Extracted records
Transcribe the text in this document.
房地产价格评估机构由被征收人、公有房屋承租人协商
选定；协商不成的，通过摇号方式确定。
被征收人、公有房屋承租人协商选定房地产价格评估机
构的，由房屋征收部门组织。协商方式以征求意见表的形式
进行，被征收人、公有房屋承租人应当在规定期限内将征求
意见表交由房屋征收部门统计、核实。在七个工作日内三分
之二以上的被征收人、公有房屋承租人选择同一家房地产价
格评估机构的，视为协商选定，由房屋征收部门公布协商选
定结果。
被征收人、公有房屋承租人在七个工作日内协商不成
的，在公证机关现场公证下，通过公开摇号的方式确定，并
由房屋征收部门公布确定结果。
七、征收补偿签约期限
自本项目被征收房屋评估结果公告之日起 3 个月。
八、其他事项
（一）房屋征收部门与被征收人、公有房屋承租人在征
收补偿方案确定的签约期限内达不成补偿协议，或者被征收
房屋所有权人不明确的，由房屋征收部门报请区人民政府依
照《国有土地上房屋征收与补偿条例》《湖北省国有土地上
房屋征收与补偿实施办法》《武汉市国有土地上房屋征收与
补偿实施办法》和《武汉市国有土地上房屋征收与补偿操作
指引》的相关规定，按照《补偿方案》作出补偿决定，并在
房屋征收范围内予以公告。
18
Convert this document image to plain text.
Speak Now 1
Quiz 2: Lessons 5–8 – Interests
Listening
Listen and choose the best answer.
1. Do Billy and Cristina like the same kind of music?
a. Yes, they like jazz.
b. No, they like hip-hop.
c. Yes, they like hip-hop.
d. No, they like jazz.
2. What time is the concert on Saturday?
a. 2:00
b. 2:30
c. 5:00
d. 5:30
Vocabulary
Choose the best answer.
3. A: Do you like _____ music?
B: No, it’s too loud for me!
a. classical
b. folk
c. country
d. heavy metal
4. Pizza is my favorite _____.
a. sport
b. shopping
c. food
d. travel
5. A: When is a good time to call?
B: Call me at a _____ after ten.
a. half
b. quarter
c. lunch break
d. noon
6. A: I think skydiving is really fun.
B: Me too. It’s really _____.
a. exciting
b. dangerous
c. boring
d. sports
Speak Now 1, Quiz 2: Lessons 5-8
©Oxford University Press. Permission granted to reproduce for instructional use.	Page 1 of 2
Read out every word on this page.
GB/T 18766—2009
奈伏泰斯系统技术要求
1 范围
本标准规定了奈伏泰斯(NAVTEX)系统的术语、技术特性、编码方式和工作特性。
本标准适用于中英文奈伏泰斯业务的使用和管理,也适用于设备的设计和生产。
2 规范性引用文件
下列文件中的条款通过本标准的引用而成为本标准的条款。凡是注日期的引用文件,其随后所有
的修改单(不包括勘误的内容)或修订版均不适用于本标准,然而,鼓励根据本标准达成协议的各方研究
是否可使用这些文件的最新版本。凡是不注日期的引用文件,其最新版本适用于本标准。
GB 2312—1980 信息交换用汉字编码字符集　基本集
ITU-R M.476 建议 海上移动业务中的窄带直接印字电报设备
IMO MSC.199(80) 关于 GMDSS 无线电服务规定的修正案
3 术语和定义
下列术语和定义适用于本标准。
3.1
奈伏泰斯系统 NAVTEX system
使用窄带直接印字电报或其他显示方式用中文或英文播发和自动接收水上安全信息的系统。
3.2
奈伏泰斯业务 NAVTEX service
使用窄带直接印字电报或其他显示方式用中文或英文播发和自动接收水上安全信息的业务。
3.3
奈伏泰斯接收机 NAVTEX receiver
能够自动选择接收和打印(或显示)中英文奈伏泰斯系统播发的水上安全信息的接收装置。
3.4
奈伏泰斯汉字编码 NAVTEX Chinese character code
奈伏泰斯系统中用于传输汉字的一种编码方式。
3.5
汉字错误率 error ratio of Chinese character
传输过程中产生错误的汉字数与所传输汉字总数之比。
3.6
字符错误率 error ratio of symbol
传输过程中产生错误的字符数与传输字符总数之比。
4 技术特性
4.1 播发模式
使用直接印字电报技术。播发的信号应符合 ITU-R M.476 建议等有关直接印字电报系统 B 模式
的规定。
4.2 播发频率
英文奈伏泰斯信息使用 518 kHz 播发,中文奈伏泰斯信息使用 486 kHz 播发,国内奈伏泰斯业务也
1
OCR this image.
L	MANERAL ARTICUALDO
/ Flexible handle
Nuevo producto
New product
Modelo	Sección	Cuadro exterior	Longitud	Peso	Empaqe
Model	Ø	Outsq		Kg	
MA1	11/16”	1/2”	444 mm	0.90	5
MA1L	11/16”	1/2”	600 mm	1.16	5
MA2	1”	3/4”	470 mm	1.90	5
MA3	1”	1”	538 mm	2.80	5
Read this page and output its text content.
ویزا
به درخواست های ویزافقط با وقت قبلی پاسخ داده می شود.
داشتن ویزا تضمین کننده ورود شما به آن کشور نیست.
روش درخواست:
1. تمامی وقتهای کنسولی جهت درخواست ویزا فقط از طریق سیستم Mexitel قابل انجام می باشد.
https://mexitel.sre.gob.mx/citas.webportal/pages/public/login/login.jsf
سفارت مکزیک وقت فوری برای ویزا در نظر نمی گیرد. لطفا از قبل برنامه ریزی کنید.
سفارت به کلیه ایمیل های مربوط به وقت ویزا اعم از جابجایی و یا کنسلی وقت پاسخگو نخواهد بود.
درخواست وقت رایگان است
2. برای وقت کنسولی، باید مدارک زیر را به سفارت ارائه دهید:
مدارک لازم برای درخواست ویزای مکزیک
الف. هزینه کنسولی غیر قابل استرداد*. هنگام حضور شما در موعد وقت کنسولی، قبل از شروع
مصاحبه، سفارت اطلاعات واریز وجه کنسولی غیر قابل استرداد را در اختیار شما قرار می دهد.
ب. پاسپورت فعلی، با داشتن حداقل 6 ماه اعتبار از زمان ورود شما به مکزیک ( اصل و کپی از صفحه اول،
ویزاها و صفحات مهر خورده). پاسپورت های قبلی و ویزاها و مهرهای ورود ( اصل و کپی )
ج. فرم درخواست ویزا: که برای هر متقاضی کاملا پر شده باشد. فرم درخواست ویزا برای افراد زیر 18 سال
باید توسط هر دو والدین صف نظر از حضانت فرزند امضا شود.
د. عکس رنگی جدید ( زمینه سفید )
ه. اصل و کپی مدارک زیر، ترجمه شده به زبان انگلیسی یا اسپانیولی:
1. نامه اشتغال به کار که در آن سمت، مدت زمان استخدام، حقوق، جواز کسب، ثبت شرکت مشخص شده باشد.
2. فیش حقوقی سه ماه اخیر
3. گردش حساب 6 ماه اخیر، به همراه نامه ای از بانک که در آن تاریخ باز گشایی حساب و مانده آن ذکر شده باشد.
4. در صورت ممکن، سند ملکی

§ Directions for this task:
Each line with the string "NAVTEX" in it needs to be found and copied.

§ Written solution:
本标准规定了奈伏泰斯(NAVTEX)系统的术语、技术特性、编码方式和工作特性。
奈伏泰斯系统 NAVTEX system
奈伏泰斯业务 NAVTEX service
奈伏泰斯接收机 NAVTEX receiver
奈伏泰斯汉字编码 NAVTEX Chinese character code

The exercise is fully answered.